-- GIVEN REQUEST --
Drop all images and give the records again exactly.
-- Start MATERIAL FOR THE TASK --
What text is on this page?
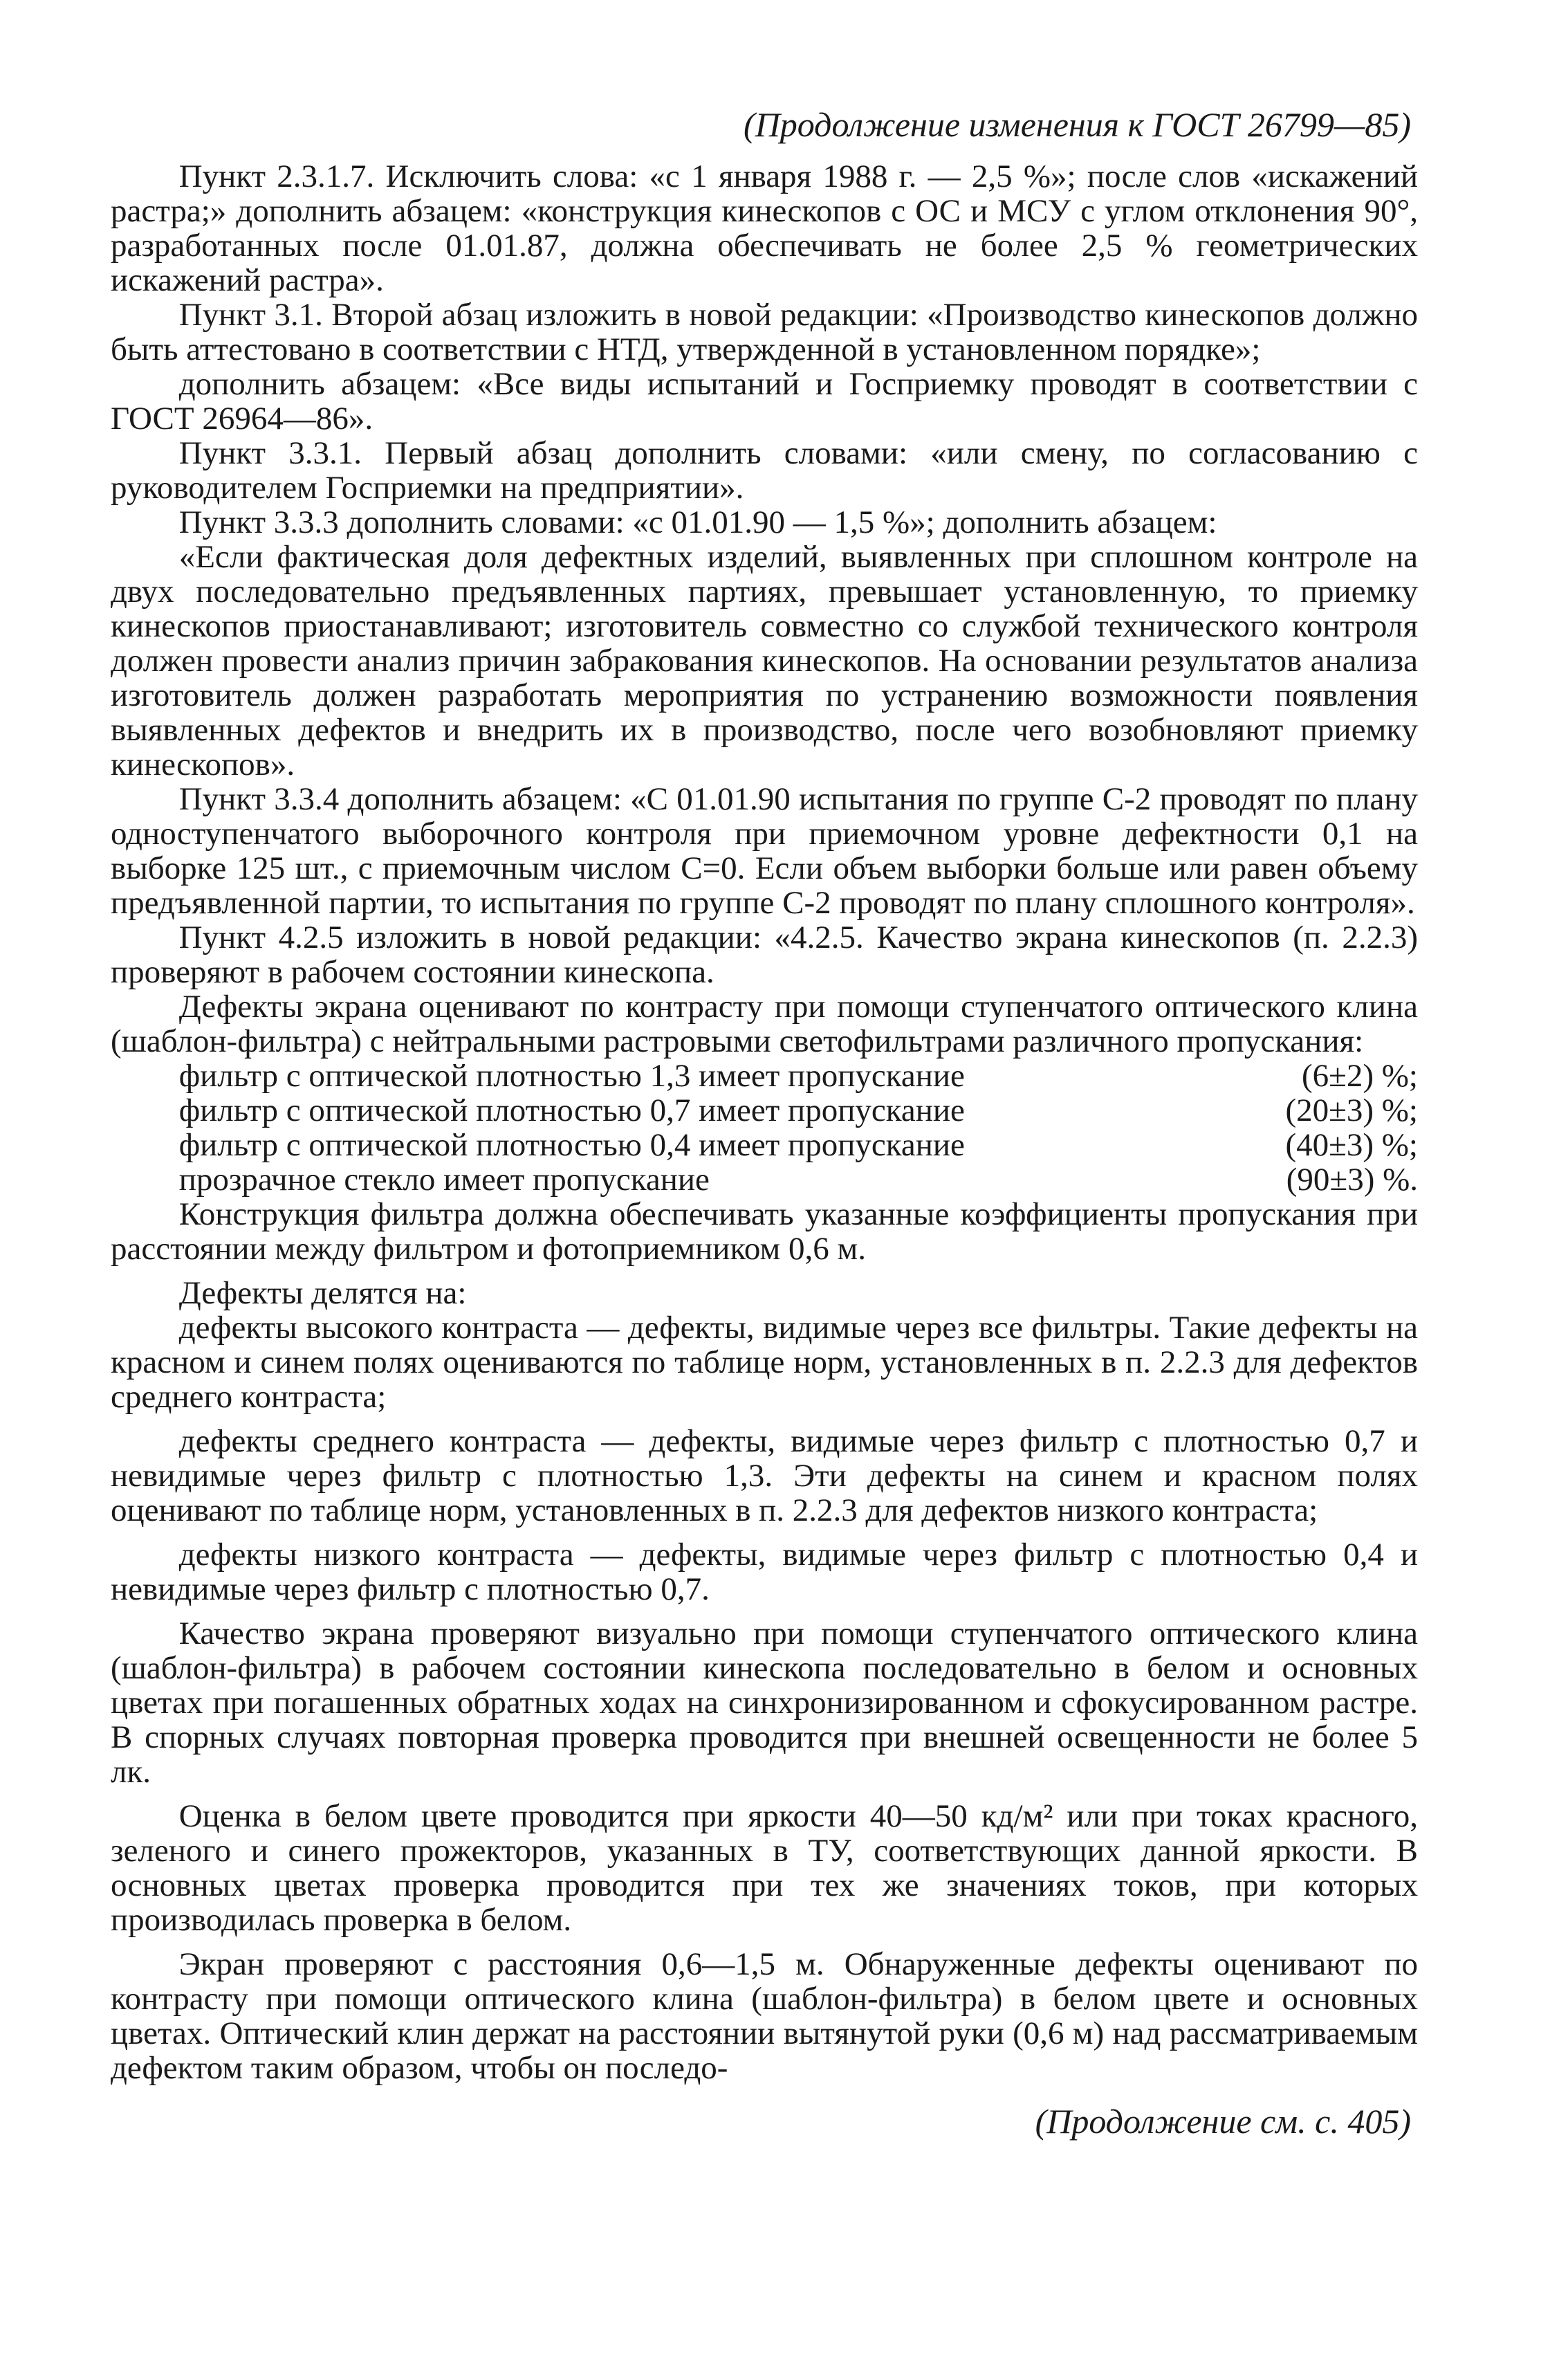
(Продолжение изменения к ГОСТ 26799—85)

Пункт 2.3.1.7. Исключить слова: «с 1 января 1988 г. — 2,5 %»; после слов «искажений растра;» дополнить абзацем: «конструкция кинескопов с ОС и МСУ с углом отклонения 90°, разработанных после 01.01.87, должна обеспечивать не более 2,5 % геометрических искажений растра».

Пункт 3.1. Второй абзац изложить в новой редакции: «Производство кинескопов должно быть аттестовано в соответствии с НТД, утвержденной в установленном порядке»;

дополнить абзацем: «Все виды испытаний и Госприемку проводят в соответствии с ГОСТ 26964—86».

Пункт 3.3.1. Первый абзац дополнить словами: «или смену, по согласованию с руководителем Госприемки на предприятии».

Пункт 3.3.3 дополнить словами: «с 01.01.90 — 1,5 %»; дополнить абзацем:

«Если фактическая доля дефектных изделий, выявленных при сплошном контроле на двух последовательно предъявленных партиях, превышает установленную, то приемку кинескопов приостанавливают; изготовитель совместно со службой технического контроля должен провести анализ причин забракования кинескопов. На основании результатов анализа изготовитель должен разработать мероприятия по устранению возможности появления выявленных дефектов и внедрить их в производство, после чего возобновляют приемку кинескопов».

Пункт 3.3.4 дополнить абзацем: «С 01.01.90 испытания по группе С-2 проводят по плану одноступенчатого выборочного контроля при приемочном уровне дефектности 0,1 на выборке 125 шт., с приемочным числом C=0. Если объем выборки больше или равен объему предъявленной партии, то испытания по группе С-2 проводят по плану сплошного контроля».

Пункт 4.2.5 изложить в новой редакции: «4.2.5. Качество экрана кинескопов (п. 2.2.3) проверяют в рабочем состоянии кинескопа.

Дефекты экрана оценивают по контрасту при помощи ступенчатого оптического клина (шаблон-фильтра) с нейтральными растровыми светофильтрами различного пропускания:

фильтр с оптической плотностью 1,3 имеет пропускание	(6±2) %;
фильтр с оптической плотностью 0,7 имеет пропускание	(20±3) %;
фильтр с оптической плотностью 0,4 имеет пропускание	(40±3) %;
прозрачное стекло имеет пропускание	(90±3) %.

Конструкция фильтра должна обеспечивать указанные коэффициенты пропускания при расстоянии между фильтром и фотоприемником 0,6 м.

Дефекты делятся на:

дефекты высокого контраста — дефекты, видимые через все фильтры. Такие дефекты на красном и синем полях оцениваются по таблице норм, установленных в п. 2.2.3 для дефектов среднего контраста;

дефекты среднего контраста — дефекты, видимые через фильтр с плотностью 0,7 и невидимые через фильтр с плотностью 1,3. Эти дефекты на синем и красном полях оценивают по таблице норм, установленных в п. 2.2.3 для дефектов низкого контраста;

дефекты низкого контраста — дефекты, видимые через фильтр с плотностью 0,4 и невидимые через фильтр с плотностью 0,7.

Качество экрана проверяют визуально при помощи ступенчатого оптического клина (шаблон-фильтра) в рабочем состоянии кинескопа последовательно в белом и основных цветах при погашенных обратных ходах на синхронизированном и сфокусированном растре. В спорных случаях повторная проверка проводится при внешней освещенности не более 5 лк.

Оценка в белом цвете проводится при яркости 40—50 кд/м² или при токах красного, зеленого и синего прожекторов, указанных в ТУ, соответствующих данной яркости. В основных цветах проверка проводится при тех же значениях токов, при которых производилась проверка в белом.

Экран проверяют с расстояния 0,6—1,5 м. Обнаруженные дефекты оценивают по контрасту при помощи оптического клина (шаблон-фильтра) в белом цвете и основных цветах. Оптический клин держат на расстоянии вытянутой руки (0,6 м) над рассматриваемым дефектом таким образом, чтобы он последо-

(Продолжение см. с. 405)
-- End MATERIAL FOR THE TASK --
-- TASK OUTPUT --
What text is on this page?
(Продолжение изменения к ГОСТ 26799—85)

Пункт 2.3.1.7. Исключить слова: «с 1 января 1988 г. — 2,5 %»; после слов «искажений растра;» дополнить абзацем: «конструкция кинескопов с ОС и МСУ с углом отклонения 90°, разработанных после 01.01.87, должна обеспечивать не более 2,5 % геометрических искажений растра».

Пункт 3.1. Второй абзац изложить в новой редакции: «Производство кинескопов должно быть аттестовано в соответствии с НТД, утвержденной в установленном порядке»;

дополнить абзацем: «Все виды испытаний и Госприемку проводят в соответствии с ГОСТ 26964—86».

Пункт 3.3.1. Первый абзац дополнить словами: «или смену, по согласованию с руководителем Госприемки на предприятии».

Пункт 3.3.3 дополнить словами: «с 01.01.90 — 1,5 %»; дополнить абзацем:

«Если фактическая доля дефектных изделий, выявленных при сплошном контроле на двух последовательно предъявленных партиях, превышает установленную, то приемку кинескопов приостанавливают; изготовитель совместно со службой технического контроля должен провести анализ причин забракования кинескопов. На основании результатов анализа изготовитель должен разработать мероприятия по устранению возможности появления выявленных дефектов и внедрить их в производство, после чего возобновляют приемку кинескопов».

Пункт 3.3.4 дополнить абзацем: «С 01.01.90 испытания по группе С-2 проводят по плану одноступенчатого выборочного контроля при приемочном уровне дефектности 0,1 на выборке 125 шт., с приемочным числом C=0. Если объем выборки больше или равен объему предъявленной партии, то испытания по группе С-2 проводят по плану сплошного контроля».

Пункт 4.2.5 изложить в новой редакции: «4.2.5. Качество экрана кинескопов (п. 2.2.3) проверяют в рабочем состоянии кинескопа.

Дефекты экрана оценивают по контрасту при помощи ступенчатого оптического клина (шаблон-фильтра) с нейтральными растровыми светофильтрами различного пропускания:

фильтр с оптической плотностью 1,3 имеет пропускание	(6±2) %;
фильтр с оптической плотностью 0,7 имеет пропускание	(20±3) %;
фильтр с оптической плотностью 0,4 имеет пропускание	(40±3) %;
прозрачное стекло имеет пропускание	(90±3) %.

Конструкция фильтра должна обеспечивать указанные коэффициенты пропускания при расстоянии между фильтром и фотоприемником 0,6 м.

Дефекты делятся на:

дефекты высокого контраста — дефекты, видимые через все фильтры. Такие дефекты на красном и синем полях оцениваются по таблице норм, установленных в п. 2.2.3 для дефектов среднего контраста;

дефекты среднего контраста — дефекты, видимые через фильтр с плотностью 0,7 и невидимые через фильтр с плотностью 1,3. Эти дефекты на синем и красном полях оценивают по таблице норм, установленных в п. 2.2.3 для дефектов низкого контраста;

дефекты низкого контраста — дефекты, видимые через фильтр с плотностью 0,4 и невидимые через фильтр с плотностью 0,7.

Качество экрана проверяют визуально при помощи ступенчатого оптического клина (шаблон-фильтра) в рабочем состоянии кинескопа последовательно в белом и основных цветах при погашенных обратных ходах на синхронизированном и сфокусированном растре. В спорных случаях повторная проверка проводится при внешней освещенности не более 5 лк.

Оценка в белом цвете проводится при яркости 40—50 кд/м² или при токах красного, зеленого и синего прожекторов, указанных в ТУ, соответствующих данной яркости. В основных цветах проверка проводится при тех же значениях токов, при которых производилась проверка в белом.

Экран проверяют с расстояния 0,6—1,5 м. Обнаруженные дефекты оценивают по контрасту при помощи оптического клина (шаблон-фильтра) в белом цвете и основных цветах. Оптический клин держат на расстоянии вытянутой руки (0,6 м) над рассматриваемым дефектом таким образом, чтобы он последо-

(Продолжение см. с. 405)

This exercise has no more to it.